SET TASK
Which lines of the records contain "content"? Collect every one of them.

─── EXTRACTED ENTRIES ───

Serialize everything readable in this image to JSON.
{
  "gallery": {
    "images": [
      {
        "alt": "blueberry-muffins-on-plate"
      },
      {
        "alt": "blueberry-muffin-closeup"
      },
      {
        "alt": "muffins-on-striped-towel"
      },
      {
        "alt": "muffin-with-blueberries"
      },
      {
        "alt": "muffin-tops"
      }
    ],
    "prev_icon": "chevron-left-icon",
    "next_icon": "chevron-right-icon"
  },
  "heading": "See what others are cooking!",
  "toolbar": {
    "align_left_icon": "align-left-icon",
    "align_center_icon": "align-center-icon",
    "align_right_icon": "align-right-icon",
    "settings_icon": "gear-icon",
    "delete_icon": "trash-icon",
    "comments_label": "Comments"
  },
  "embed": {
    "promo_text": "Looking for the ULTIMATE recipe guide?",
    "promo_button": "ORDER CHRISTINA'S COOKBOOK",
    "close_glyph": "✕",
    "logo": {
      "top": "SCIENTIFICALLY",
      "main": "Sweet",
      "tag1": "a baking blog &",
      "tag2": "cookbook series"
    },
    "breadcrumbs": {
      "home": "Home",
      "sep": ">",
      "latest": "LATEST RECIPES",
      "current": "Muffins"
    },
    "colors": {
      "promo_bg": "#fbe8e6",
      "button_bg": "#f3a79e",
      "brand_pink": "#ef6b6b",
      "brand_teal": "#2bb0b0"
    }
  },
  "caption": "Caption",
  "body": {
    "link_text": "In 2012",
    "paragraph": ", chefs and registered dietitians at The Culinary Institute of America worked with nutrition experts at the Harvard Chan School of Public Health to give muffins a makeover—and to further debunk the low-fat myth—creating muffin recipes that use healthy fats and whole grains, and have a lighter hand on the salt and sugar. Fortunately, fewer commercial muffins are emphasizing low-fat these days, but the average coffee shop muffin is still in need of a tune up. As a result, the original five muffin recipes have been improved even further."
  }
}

───
─── EXTRACTED ENTRIES ───

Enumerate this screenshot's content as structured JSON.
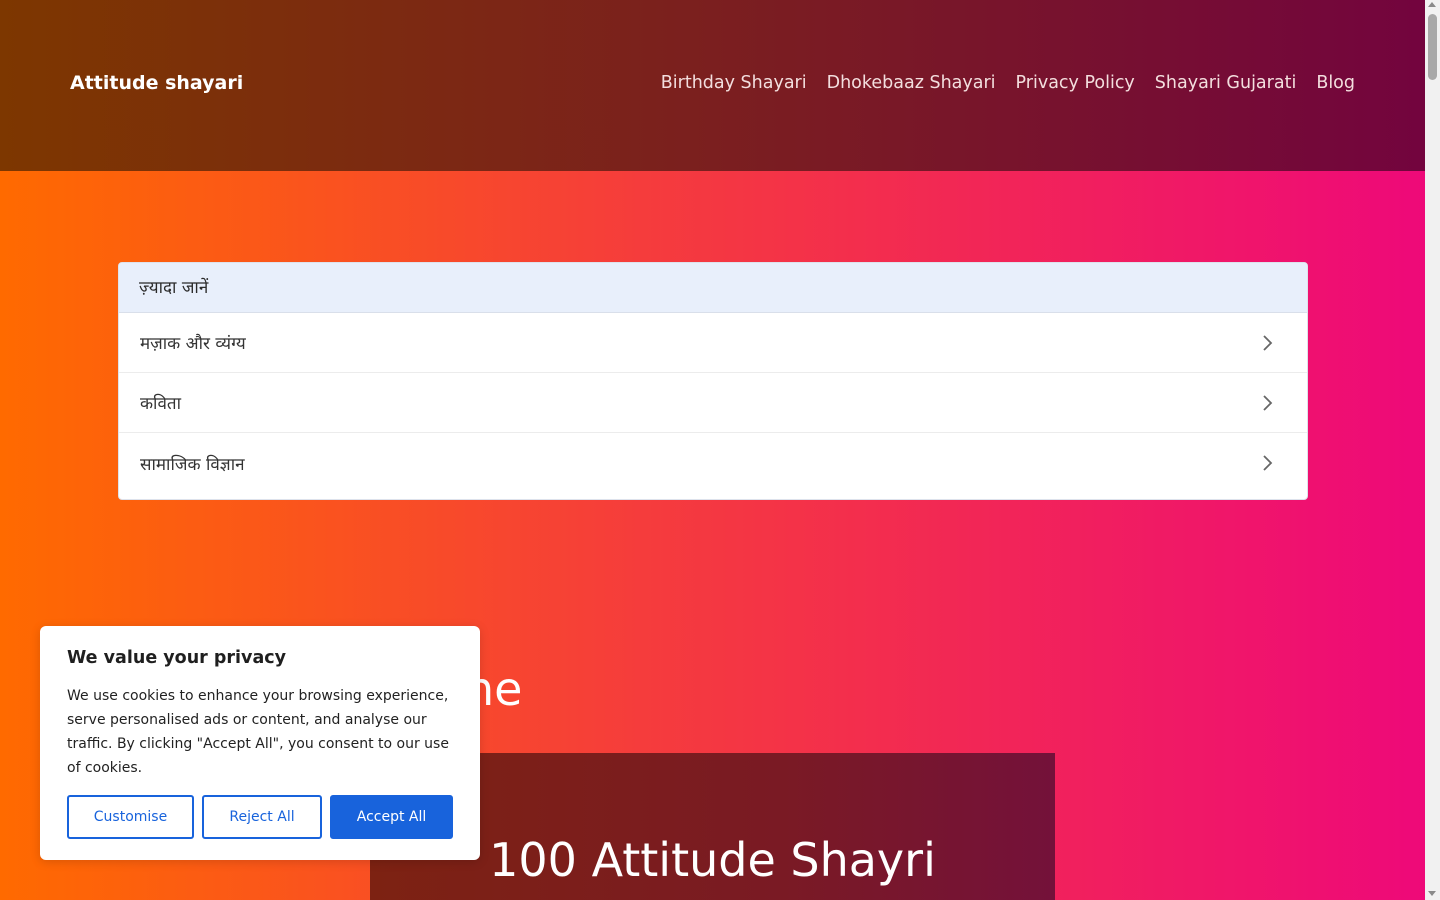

───
─── EXTRACTED ENTRIES ───

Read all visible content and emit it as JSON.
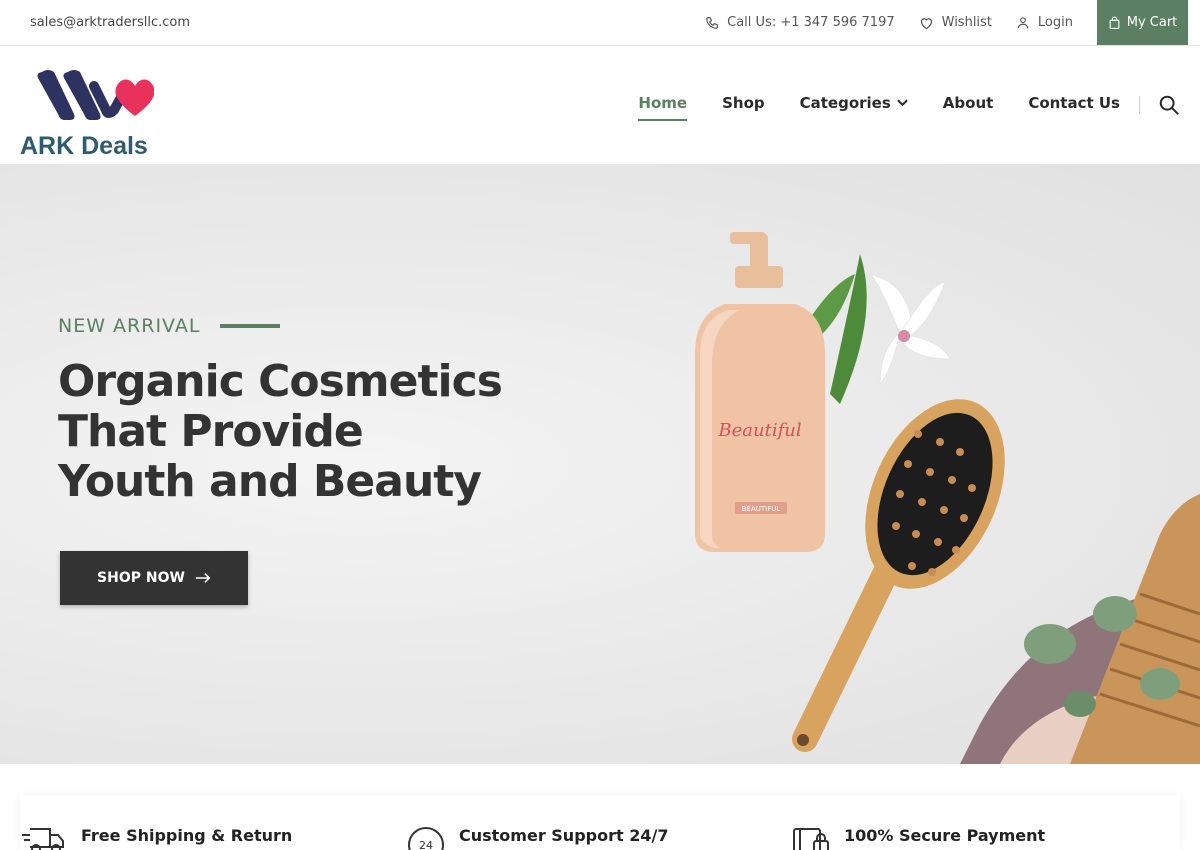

───

EXERCISE OUTPUT
Enumerate this screenshot's content as structured JSON.
Read all visible content and emit it as JSON.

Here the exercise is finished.